## [Set problem]
Extract the text of each entry below exactly, leaving every image behind.

## [Input data]
══════════

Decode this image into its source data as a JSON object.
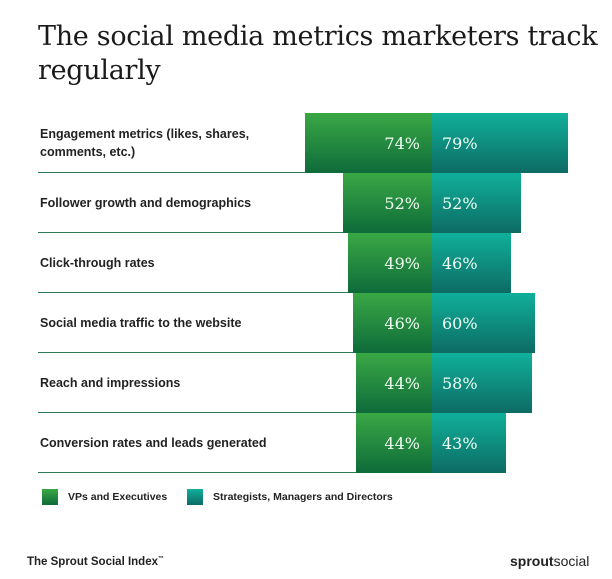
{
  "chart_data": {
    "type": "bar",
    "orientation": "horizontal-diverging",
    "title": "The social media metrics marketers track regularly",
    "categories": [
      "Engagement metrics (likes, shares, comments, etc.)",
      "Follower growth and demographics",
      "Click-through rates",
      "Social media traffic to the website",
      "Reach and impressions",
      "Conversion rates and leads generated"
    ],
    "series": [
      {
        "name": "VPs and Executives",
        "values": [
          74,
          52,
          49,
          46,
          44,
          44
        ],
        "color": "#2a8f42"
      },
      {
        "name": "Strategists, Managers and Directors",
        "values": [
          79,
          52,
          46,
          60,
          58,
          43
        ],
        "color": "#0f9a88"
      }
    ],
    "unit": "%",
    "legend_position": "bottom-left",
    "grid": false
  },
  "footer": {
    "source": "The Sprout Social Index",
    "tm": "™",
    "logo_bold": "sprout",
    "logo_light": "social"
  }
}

══════════

## [Correct output]
Decode this image into its source data as a JSON object.
{
  "chart_data": {
    "type": "bar",
    "orientation": "horizontal-diverging",
    "title": "The social media metrics marketers track regularly",
    "categories": [
      "Engagement metrics (likes, shares, comments, etc.)",
      "Follower growth and demographics",
      "Click-through rates",
      "Social media traffic to the website",
      "Reach and impressions",
      "Conversion rates and leads generated"
    ],
    "series": [
      {
        "name": "VPs and Executives",
        "values": [
          74,
          52,
          49,
          46,
          44,
          44
        ],
        "color": "#2a8f42"
      },
      {
        "name": "Strategists, Managers and Directors",
        "values": [
          79,
          52,
          46,
          60,
          58,
          43
        ],
        "color": "#0f9a88"
      }
    ],
    "unit": "%",
    "legend_position": "bottom-left",
    "grid": false
  },
  "footer": {
    "source": "The Sprout Social Index",
    "tm": "™",
    "logo_bold": "sprout",
    "logo_light": "social"
  }
}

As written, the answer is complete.